### Stated exercise
Repeat the lines of the listing below, beginning at the line that contains "column-header-value[interactable]: Value [1313, 970, 1373, 1010]" and stopping after the line that contains "tab-memory[interactable]: Memory [896, 635, 983, 689]".
** BEGIN Data in this exercise **
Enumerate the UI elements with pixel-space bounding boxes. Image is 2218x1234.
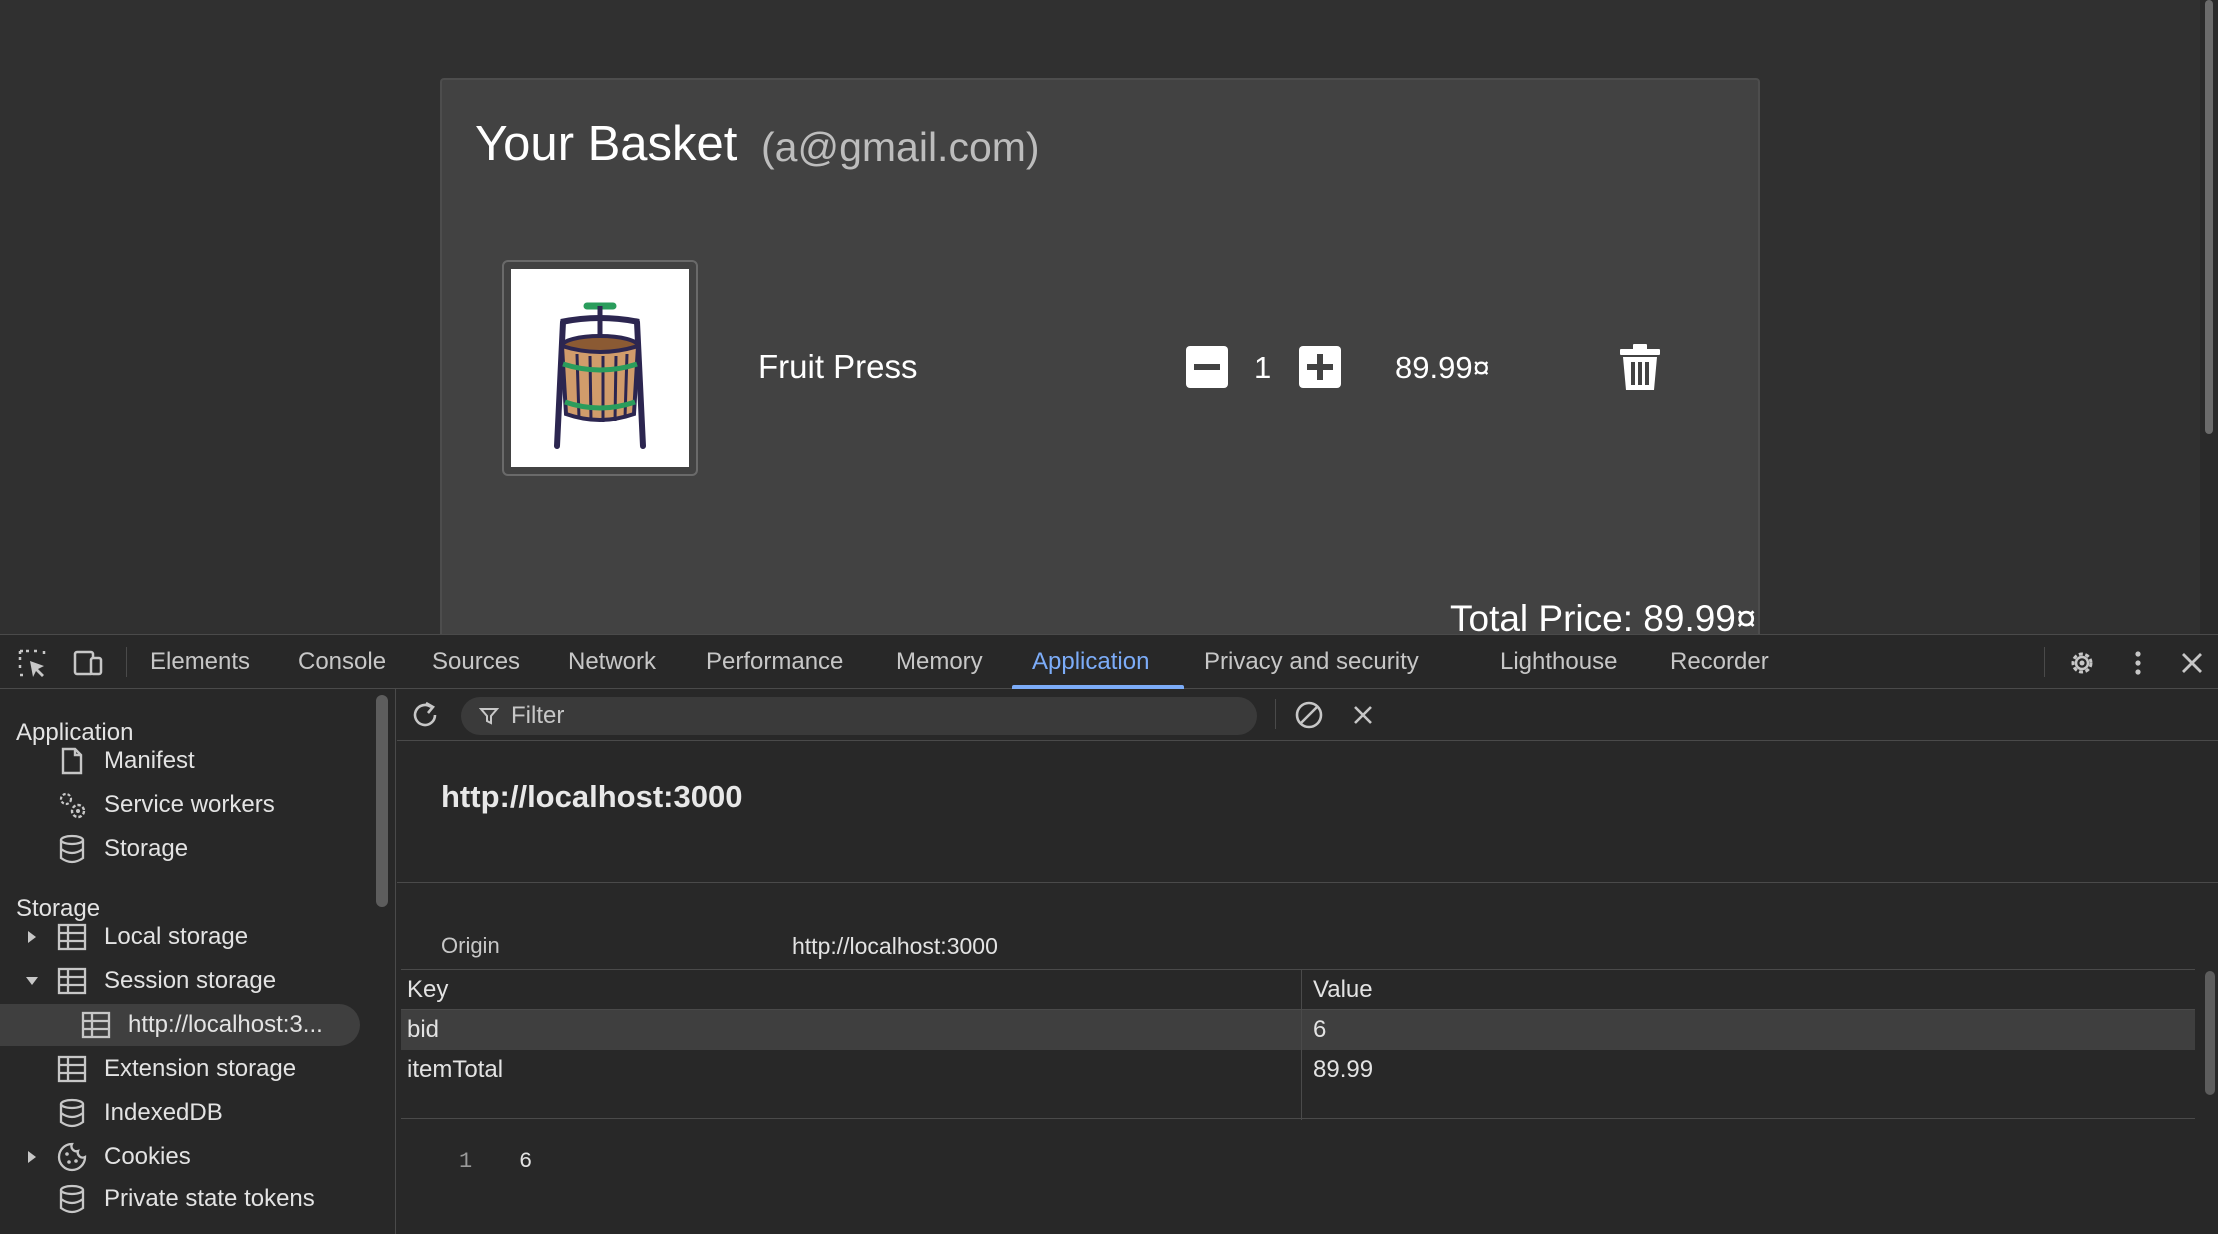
column-header-value[interactable]: Value [1313, 970, 1373, 1010]
tab-sources[interactable]: Sources [432, 635, 520, 689]
tab-memory[interactable]: Memory [896, 635, 983, 689]
sidebar-item-private-state-tokens[interactable]: Private state tokens [0, 1178, 370, 1220]
sidebar-item-label: Private state tokens [104, 1185, 315, 1212]
preview-value: 6 [519, 1149, 533, 1174]
origin-label: Origin [441, 933, 500, 958]
storage-table: Key Value bid 6 itemTotal 89.99 [401, 969, 2195, 1120]
devtools-tabbar: Elements Console Sources Network Perform… [0, 635, 2218, 689]
sidebar-item-label: Cookies [104, 1143, 191, 1170]
application-sidebar: Application Manifest Service workers Sto… [0, 689, 396, 1234]
total-price: Total Price: 89.99¤ [1450, 598, 1757, 634]
document-icon [56, 745, 88, 777]
sidebar-item-session-storage[interactable]: Session storage [0, 960, 370, 1002]
sidebar-item-label: Extension storage [104, 1055, 297, 1082]
product-name: Fruit Press [758, 348, 918, 385]
table-row[interactable]: bid 6 [401, 1010, 2195, 1050]
row-key[interactable]: bid [407, 1010, 439, 1050]
page-scrollbar[interactable] [2200, 0, 2218, 634]
sidebar-scrollbar[interactable] [376, 695, 388, 907]
expand-arrow-icon[interactable] [24, 1149, 40, 1165]
database-icon [56, 1097, 88, 1129]
quantity-value: 1 [1254, 350, 1272, 385]
sidebar-item-cookies[interactable]: Cookies [0, 1136, 370, 1178]
sidebar-item-label: Storage [104, 835, 189, 862]
filter-input[interactable] [511, 697, 1231, 735]
origin-value: http://localhost:3000 [792, 933, 998, 959]
table-scrollbar[interactable] [2205, 971, 2215, 1095]
tab-privacy-and-security[interactable]: Privacy and security [1204, 635, 1419, 689]
sidebar-item-label: Service workers [104, 791, 275, 818]
increase-quantity-button[interactable] [1299, 346, 1341, 388]
collapse-arrow-icon[interactable] [24, 973, 40, 989]
expand-arrow-icon[interactable] [24, 929, 40, 945]
settings-gear-icon[interactable] [2066, 647, 2098, 679]
decrease-quantity-button[interactable] [1186, 346, 1228, 388]
sidebar-item-service-workers[interactable]: Service workers [0, 784, 370, 826]
database-icon [56, 1183, 88, 1215]
row-value[interactable]: 6 [1313, 1010, 1326, 1050]
basket-card: Your Basket (a@gmail.com) Fruit Press 1 … [440, 78, 1760, 634]
sidebar-item-local-storage[interactable]: Local storage [0, 916, 370, 958]
trash-icon [1620, 344, 1660, 390]
sidebar-item-label: Session storage [104, 967, 277, 994]
tab-elements[interactable]: Elements [150, 635, 250, 689]
delete-item-button[interactable] [1618, 342, 1662, 397]
database-icon [56, 833, 88, 865]
sidebar-item-label: http://localhost:3... [128, 1011, 323, 1038]
cookie-icon [56, 1141, 88, 1173]
table-row[interactable]: itemTotal 89.99 [401, 1050, 2195, 1090]
column-header-key[interactable]: Key [407, 970, 448, 1010]
table-icon [80, 1009, 112, 1041]
item-price: 89.99¤ [1395, 350, 1490, 385]
user-email: (a@gmail.com) [761, 124, 1040, 170]
page-viewport: Your Basket (a@gmail.com) Fruit Press 1 … [0, 0, 2218, 634]
row-value[interactable]: 89.99 [1313, 1050, 1373, 1090]
preview-line-number: 1 [459, 1149, 473, 1174]
sidebar-item-indexeddb[interactable]: IndexedDB [0, 1092, 370, 1134]
close-devtools-icon[interactable] [2176, 647, 2208, 679]
tab-lighthouse[interactable]: Lighthouse [1500, 635, 1617, 689]
clear-all-icon[interactable] [1293, 699, 1325, 731]
table-icon [56, 921, 88, 953]
filter-icon [478, 706, 500, 731]
basket-title: Your Basket [475, 117, 738, 171]
tab-console[interactable]: Console [298, 635, 386, 689]
minus-icon [1194, 364, 1220, 370]
delete-selected-icon[interactable] [1347, 699, 1379, 731]
table-icon [56, 965, 88, 997]
inspect-element-icon[interactable] [16, 647, 48, 679]
origin-title: http://localhost:3000 [441, 779, 743, 814]
storage-toolbar [397, 689, 2218, 741]
tab-recorder[interactable]: Recorder [1670, 635, 1769, 689]
table-icon [56, 1053, 88, 1085]
sidebar-item-extension-storage[interactable]: Extension storage [0, 1048, 370, 1090]
tab-performance[interactable]: Performance [706, 635, 843, 689]
sidebar-item-label: Local storage [104, 923, 249, 950]
product-image[interactable] [502, 260, 698, 476]
session-storage-panel: http://localhost:3000 Origin http://loca… [397, 689, 2218, 1234]
sidebar-item-manifest[interactable]: Manifest [0, 740, 370, 782]
refresh-icon[interactable] [409, 699, 441, 731]
tab-network[interactable]: Network [568, 635, 656, 689]
row-key[interactable]: itemTotal [407, 1050, 503, 1090]
more-options-icon[interactable] [2122, 647, 2154, 679]
sidebar-item-label: IndexedDB [104, 1099, 223, 1126]
device-toolbar-icon[interactable] [72, 647, 104, 679]
fruit-press-image [554, 302, 646, 449]
tab-application[interactable]: Application [1032, 635, 1149, 689]
table-header-row: Key Value [401, 970, 2195, 1010]
filter-box[interactable] [461, 697, 1257, 735]
devtools-panel: Elements Console Sources Network Perform… [0, 634, 2218, 1234]
gears-icon [56, 789, 88, 821]
sidebar-item-label: Manifest [104, 747, 195, 774]
sidebar-item-storage[interactable]: Storage [0, 828, 370, 870]
sidebar-item-session-localhost[interactable]: http://localhost:3... [0, 1004, 360, 1046]
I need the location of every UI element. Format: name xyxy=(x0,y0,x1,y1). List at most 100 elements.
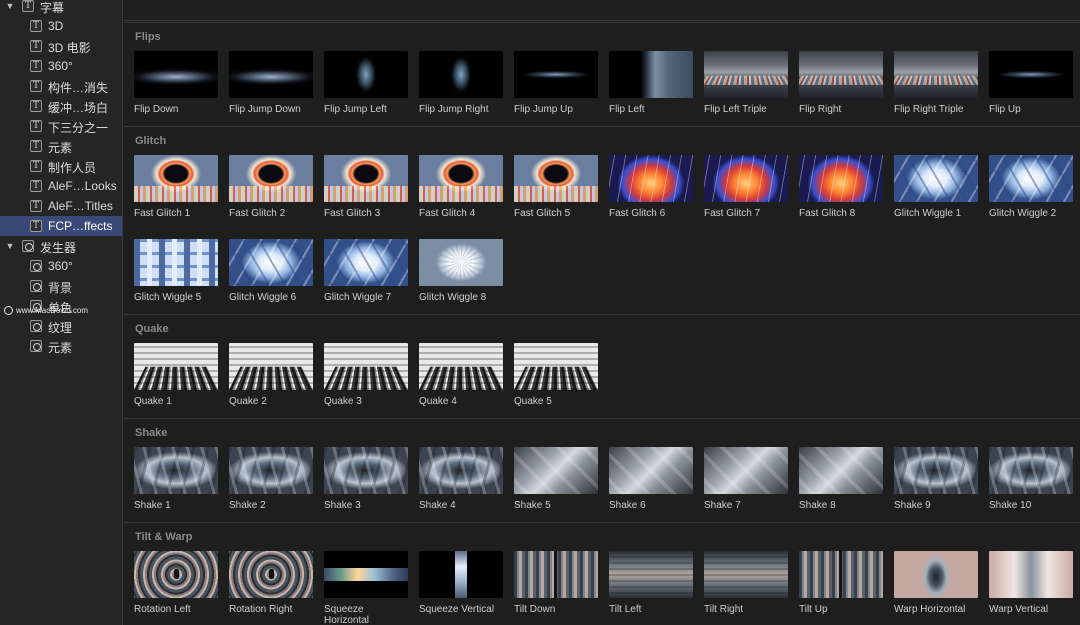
effect-tile[interactable]: Glitch Wiggle 5 xyxy=(134,239,218,303)
effect-tile[interactable]: Tilt Down xyxy=(514,551,598,615)
effect-tile[interactable]: Glitch Wiggle 2 xyxy=(989,155,1073,219)
effect-tile[interactable]: Tilt Right xyxy=(704,551,788,615)
effect-tile[interactable]: Shake 4 xyxy=(419,447,503,511)
effect-thumbnail[interactable] xyxy=(134,447,218,494)
effect-tile[interactable]: Flip Left Triple xyxy=(704,51,788,115)
effect-tile[interactable]: Fast Glitch 5 xyxy=(514,155,598,219)
sidebar-item[interactable]: 纹理 xyxy=(0,316,122,336)
effect-thumbnail[interactable] xyxy=(989,155,1073,202)
effect-thumbnail[interactable] xyxy=(229,447,313,494)
effect-thumbnail[interactable] xyxy=(324,447,408,494)
sidebar-item[interactable]: T 下三分之一 xyxy=(0,116,122,136)
effect-tile[interactable]: Quake 4 xyxy=(419,343,503,407)
effect-tile[interactable]: Flip Jump Left xyxy=(324,51,408,115)
effect-tile[interactable]: Fast Glitch 2 xyxy=(229,155,313,219)
effect-tile[interactable]: Squeeze Horizontal xyxy=(324,551,408,625)
sidebar-item[interactable]: T FCP…ffects xyxy=(0,216,122,236)
effect-thumbnail[interactable] xyxy=(894,551,978,598)
effect-tile[interactable]: Glitch Wiggle 6 xyxy=(229,239,313,303)
effect-tile[interactable]: Flip Jump Right xyxy=(419,51,503,115)
effect-tile[interactable]: Flip Right xyxy=(799,51,883,115)
effect-thumbnail[interactable] xyxy=(609,447,693,494)
effect-tile[interactable]: Shake 7 xyxy=(704,447,788,511)
effect-thumbnail[interactable] xyxy=(514,155,598,202)
effect-tile[interactable]: Flip Right Triple xyxy=(894,51,978,115)
effect-thumbnail[interactable] xyxy=(134,239,218,286)
effect-thumbnail[interactable] xyxy=(704,155,788,202)
disclosure-triangle-icon[interactable]: ▼ xyxy=(5,241,15,251)
effect-thumbnail[interactable] xyxy=(799,51,883,98)
sidebar-item[interactable]: T 元素 xyxy=(0,136,122,156)
effect-tile[interactable]: Warp Vertical xyxy=(989,551,1073,615)
effect-tile[interactable]: Quake 1 xyxy=(134,343,218,407)
effect-thumbnail[interactable] xyxy=(419,551,503,598)
effect-tile[interactable]: Flip Jump Up xyxy=(514,51,598,115)
effect-thumbnail[interactable] xyxy=(514,447,598,494)
effect-tile[interactable]: Quake 2 xyxy=(229,343,313,407)
effect-thumbnail[interactable] xyxy=(514,551,598,598)
sidebar-item[interactable]: T 构件…消失 xyxy=(0,76,122,96)
effect-thumbnail[interactable] xyxy=(989,551,1073,598)
sidebar-item[interactable]: T AleF…Titles xyxy=(0,196,122,216)
effect-tile[interactable]: Shake 3 xyxy=(324,447,408,511)
sidebar-item[interactable]: 背景 xyxy=(0,276,122,296)
effect-tile[interactable]: Glitch Wiggle 8 xyxy=(419,239,503,303)
effect-thumbnail[interactable] xyxy=(704,551,788,598)
effect-thumbnail[interactable] xyxy=(134,51,218,98)
effect-thumbnail[interactable] xyxy=(989,447,1073,494)
effect-thumbnail[interactable] xyxy=(894,155,978,202)
effect-thumbnail[interactable] xyxy=(324,51,408,98)
effect-tile[interactable]: Flip Down xyxy=(134,51,218,115)
effect-tile[interactable]: Shake 5 xyxy=(514,447,598,511)
effect-tile[interactable]: Flip Left xyxy=(609,51,693,115)
effect-thumbnail[interactable] xyxy=(229,551,313,598)
effect-tile[interactable]: Warp Horizontal xyxy=(894,551,978,615)
sidebar-group[interactable]: ▼ T 字幕 xyxy=(0,0,122,16)
effect-thumbnail[interactable] xyxy=(894,51,978,98)
effect-thumbnail[interactable] xyxy=(799,155,883,202)
effect-thumbnail[interactable] xyxy=(229,51,313,98)
effect-thumbnail[interactable] xyxy=(419,239,503,286)
sidebar-item[interactable]: 元素 xyxy=(0,336,122,356)
effect-thumbnail[interactable] xyxy=(514,343,598,390)
sidebar-group[interactable]: ▼ 发生器 xyxy=(0,236,122,256)
effect-tile[interactable]: Tilt Left xyxy=(609,551,693,615)
effect-tile[interactable]: Glitch Wiggle 1 xyxy=(894,155,978,219)
effect-tile[interactable]: Flip Jump Down xyxy=(229,51,313,115)
effect-tile[interactable]: Shake 10 xyxy=(989,447,1073,511)
effect-thumbnail[interactable] xyxy=(324,239,408,286)
effect-thumbnail[interactable] xyxy=(704,447,788,494)
effect-thumbnail[interactable] xyxy=(134,551,218,598)
effect-thumbnail[interactable] xyxy=(894,447,978,494)
sidebar-item[interactable]: 单色 xyxy=(0,296,122,316)
effect-tile[interactable]: Fast Glitch 6 xyxy=(609,155,693,219)
effect-tile[interactable]: Rotation Right xyxy=(229,551,313,615)
effect-thumbnail[interactable] xyxy=(324,155,408,202)
effect-tile[interactable]: Fast Glitch 4 xyxy=(419,155,503,219)
effect-tile[interactable]: Fast Glitch 8 xyxy=(799,155,883,219)
effect-thumbnail[interactable] xyxy=(229,239,313,286)
effect-thumbnail[interactable] xyxy=(419,447,503,494)
effect-tile[interactable]: Shake 8 xyxy=(799,447,883,511)
effect-thumbnail[interactable] xyxy=(609,155,693,202)
effect-tile[interactable]: Shake 9 xyxy=(894,447,978,511)
disclosure-triangle-icon[interactable]: ▼ xyxy=(5,1,15,11)
sidebar-item[interactable]: T AleF…Looks xyxy=(0,176,122,196)
effect-tile[interactable]: Shake 6 xyxy=(609,447,693,511)
effect-tile[interactable]: Flip Up xyxy=(989,51,1073,115)
effect-thumbnail[interactable] xyxy=(134,155,218,202)
effect-tile[interactable]: Quake 5 xyxy=(514,343,598,407)
effect-tile[interactable]: Shake 2 xyxy=(229,447,313,511)
effect-thumbnail[interactable] xyxy=(704,51,788,98)
sidebar-item[interactable]: T 3D xyxy=(0,16,122,36)
effect-thumbnail[interactable] xyxy=(134,343,218,390)
effect-tile[interactable]: Rotation Left xyxy=(134,551,218,615)
effect-tile[interactable]: Quake 3 xyxy=(324,343,408,407)
effect-tile[interactable]: Tilt Up xyxy=(799,551,883,615)
effect-thumbnail[interactable] xyxy=(229,343,313,390)
effect-thumbnail[interactable] xyxy=(609,51,693,98)
effect-thumbnail[interactable] xyxy=(799,551,883,598)
sidebar-item[interactable]: 360° xyxy=(0,256,122,276)
effect-thumbnail[interactable] xyxy=(324,343,408,390)
effect-tile[interactable]: Fast Glitch 1 xyxy=(134,155,218,219)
** END Data in this exercise **
### Reply to the task
column-header-value[interactable]: Value [1313, 970, 1373, 1010]
tab-sources[interactable]: Sources [432, 635, 520, 689]
tab-memory[interactable]: Memory [896, 635, 983, 689]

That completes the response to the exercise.